[Records from a dataset]
──────────

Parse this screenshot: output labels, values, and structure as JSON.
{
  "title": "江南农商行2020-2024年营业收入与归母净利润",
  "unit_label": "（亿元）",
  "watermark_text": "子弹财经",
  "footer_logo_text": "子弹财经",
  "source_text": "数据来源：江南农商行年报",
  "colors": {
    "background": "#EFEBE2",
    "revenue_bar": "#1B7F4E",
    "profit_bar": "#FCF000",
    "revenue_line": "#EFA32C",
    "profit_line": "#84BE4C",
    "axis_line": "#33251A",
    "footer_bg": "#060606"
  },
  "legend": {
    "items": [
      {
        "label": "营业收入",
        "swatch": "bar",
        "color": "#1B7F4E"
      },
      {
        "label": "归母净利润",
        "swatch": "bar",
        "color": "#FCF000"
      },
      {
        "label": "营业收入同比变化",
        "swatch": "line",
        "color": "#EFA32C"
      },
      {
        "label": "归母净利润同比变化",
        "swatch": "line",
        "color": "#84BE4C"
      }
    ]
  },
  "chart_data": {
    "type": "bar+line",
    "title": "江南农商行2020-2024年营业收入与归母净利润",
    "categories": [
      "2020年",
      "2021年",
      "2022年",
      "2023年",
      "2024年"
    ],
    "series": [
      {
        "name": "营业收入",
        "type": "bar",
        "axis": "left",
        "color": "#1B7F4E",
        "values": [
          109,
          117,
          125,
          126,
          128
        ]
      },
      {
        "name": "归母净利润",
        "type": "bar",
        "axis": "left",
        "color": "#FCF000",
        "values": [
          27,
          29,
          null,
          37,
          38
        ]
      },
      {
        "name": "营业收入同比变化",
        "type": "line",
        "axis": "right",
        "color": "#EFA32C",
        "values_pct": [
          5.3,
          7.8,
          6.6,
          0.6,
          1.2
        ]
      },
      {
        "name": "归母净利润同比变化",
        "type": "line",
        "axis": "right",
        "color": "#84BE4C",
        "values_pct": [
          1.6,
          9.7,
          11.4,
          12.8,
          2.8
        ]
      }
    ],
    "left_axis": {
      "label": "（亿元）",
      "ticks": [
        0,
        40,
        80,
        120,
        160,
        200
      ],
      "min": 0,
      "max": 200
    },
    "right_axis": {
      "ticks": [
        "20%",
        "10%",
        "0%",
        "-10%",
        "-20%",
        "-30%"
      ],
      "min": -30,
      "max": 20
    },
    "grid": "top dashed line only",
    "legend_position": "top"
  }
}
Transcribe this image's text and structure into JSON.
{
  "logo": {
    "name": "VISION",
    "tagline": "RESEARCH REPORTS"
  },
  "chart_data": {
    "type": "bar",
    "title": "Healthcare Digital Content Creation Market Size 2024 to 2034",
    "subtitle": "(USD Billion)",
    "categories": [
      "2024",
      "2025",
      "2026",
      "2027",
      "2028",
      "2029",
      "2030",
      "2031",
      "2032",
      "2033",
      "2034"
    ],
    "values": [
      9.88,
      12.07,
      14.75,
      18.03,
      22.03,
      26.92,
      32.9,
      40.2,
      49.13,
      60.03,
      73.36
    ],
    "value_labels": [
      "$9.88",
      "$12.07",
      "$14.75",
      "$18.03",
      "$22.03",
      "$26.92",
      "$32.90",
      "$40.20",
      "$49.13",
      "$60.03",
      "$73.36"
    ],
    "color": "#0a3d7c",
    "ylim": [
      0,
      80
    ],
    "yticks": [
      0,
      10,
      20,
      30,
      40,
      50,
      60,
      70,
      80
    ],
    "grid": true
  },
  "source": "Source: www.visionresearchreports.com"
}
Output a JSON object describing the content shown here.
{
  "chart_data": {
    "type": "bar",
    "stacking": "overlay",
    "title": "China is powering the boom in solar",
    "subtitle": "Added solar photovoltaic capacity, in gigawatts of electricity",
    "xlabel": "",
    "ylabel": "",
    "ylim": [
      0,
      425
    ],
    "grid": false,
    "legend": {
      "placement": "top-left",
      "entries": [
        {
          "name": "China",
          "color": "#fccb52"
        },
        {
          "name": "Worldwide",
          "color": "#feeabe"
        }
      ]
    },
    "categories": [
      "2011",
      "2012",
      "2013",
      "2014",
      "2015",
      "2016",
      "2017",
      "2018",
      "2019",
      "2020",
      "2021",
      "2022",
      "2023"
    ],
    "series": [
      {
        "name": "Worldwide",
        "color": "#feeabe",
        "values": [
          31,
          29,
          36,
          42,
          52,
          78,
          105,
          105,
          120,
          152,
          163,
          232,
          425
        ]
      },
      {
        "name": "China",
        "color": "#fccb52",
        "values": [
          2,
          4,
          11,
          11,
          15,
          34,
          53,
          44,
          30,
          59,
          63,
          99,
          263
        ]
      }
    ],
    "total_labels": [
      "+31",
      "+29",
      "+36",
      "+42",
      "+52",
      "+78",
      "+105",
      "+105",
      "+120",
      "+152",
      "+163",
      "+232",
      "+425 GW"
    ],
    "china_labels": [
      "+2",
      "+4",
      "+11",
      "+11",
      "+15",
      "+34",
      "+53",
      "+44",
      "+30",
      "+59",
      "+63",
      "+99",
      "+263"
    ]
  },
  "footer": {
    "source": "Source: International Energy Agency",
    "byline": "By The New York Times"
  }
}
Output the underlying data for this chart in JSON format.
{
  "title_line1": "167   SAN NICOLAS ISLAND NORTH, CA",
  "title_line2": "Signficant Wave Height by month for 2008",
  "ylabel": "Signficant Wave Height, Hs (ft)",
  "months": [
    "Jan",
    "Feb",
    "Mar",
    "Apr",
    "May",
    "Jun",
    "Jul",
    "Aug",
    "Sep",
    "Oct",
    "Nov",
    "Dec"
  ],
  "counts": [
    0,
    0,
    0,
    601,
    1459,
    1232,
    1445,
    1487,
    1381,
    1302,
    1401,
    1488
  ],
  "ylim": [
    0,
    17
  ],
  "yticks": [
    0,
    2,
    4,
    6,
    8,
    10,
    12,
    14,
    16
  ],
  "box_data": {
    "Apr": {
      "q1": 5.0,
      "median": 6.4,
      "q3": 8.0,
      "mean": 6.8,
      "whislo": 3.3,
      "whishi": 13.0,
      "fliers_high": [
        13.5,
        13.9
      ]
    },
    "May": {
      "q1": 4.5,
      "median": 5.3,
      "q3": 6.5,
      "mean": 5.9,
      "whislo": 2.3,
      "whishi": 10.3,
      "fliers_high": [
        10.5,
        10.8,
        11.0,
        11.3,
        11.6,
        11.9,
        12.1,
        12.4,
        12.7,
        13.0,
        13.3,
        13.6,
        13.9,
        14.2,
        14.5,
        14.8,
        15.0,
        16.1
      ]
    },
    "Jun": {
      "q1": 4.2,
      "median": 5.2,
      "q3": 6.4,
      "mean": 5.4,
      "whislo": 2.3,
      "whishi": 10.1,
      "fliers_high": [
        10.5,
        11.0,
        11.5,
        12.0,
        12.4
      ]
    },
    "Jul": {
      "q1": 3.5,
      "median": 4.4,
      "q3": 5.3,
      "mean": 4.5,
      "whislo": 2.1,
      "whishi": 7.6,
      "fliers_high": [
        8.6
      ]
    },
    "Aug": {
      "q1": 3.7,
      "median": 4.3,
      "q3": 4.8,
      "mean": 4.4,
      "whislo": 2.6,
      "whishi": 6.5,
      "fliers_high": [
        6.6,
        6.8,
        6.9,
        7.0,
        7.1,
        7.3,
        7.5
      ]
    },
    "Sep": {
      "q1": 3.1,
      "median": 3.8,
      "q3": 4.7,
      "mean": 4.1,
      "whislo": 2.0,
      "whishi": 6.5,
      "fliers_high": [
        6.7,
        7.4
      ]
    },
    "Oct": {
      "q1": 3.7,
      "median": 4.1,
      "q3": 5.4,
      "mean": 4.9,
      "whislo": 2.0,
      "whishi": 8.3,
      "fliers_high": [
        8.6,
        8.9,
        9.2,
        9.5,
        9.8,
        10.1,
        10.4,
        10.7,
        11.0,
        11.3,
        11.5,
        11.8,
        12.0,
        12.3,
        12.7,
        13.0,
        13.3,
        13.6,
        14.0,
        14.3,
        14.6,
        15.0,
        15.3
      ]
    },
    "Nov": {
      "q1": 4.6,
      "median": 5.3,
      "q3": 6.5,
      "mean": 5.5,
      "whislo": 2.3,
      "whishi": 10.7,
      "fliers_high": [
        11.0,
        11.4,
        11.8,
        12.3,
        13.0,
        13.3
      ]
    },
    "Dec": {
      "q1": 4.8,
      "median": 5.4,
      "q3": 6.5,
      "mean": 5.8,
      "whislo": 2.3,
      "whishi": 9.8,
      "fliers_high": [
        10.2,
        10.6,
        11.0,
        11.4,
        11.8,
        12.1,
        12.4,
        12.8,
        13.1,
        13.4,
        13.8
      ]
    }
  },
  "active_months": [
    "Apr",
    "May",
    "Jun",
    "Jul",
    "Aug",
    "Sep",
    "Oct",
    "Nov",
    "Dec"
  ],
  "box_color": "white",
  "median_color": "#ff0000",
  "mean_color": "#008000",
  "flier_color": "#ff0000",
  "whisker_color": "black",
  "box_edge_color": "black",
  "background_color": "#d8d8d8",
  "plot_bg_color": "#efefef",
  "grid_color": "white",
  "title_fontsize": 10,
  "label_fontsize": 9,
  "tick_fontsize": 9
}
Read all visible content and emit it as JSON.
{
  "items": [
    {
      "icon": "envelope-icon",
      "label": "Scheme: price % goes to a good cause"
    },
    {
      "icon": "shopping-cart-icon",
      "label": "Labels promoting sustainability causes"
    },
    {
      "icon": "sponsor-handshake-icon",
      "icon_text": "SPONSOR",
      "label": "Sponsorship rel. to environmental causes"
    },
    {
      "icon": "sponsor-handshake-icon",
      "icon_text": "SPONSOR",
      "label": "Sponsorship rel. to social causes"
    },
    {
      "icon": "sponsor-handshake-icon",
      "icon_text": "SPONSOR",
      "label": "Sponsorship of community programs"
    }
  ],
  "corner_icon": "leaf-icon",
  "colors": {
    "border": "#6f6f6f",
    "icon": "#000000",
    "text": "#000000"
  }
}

──────────

#### Problem:
Scan the records for the string "Sponsorship". Copy each line in which it appears.

#### Solution to this task:
      "label": "Sponsorship rel. to environmental causes"
      "label": "Sponsorship rel. to social causes"
      "label": "Sponsorship of community programs"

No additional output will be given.